▶ **To be done**: All of the data below must be repeated exactly.
** begin Items **
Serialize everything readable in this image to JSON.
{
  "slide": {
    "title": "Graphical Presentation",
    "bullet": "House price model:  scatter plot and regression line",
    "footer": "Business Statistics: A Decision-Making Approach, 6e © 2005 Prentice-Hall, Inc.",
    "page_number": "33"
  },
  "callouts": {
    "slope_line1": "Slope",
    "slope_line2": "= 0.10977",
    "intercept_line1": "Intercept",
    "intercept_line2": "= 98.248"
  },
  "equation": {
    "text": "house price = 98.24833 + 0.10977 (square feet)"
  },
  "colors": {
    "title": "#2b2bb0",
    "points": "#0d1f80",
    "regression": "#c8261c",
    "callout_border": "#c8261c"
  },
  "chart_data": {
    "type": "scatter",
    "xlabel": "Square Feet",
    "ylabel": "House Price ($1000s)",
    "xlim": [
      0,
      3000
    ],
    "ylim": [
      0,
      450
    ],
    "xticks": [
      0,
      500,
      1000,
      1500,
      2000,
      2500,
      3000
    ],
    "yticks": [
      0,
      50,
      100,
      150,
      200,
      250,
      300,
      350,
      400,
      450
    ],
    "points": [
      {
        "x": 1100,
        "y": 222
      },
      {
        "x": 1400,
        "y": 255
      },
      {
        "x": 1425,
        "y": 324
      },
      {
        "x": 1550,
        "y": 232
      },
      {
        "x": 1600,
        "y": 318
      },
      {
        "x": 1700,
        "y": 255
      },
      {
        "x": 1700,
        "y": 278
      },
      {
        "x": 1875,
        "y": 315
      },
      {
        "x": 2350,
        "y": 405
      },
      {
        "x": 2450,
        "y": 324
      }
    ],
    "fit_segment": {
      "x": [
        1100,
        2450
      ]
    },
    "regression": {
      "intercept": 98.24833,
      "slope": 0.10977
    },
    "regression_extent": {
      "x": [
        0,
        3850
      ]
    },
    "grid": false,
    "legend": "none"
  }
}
** end Items **
▶ **Solution for this problem**:
Serialize everything readable in this image to JSON.
{
  "slide": {
    "title": "Graphical Presentation",
    "bullet": "House price model:  scatter plot and regression line",
    "footer": "Business Statistics: A Decision-Making Approach, 6e © 2005 Prentice-Hall, Inc.",
    "page_number": "33"
  },
  "callouts": {
    "slope_line1": "Slope",
    "slope_line2": "= 0.10977",
    "intercept_line1": "Intercept",
    "intercept_line2": "= 98.248"
  },
  "equation": {
    "text": "house price = 98.24833 + 0.10977 (square feet)"
  },
  "colors": {
    "title": "#2b2bb0",
    "points": "#0d1f80",
    "regression": "#c8261c",
    "callout_border": "#c8261c"
  },
  "chart_data": {
    "type": "scatter",
    "xlabel": "Square Feet",
    "ylabel": "House Price ($1000s)",
    "xlim": [
      0,
      3000
    ],
    "ylim": [
      0,
      450
    ],
    "xticks": [
      0,
      500,
      1000,
      1500,
      2000,
      2500,
      3000
    ],
    "yticks": [
      0,
      50,
      100,
      150,
      200,
      250,
      300,
      350,
      400,
      450
    ],
    "points": [
      {
        "x": 1100,
        "y": 222
      },
      {
        "x": 1400,
        "y": 255
      },
      {
        "x": 1425,
        "y": 324
      },
      {
        "x": 1550,
        "y": 232
      },
      {
        "x": 1600,
        "y": 318
      },
      {
        "x": 1700,
        "y": 255
      },
      {
        "x": 1700,
        "y": 278
      },
      {
        "x": 1875,
        "y": 315
      },
      {
        "x": 2350,
        "y": 405
      },
      {
        "x": 2450,
        "y": 324
      }
    ],
    "fit_segment": {
      "x": [
        1100,
        2450
      ]
    },
    "regression": {
      "intercept": 98.24833,
      "slope": 0.10977
    },
    "regression_extent": {
      "x": [
        0,
        3850
      ]
    },
    "grid": false,
    "legend": "none"
  }
}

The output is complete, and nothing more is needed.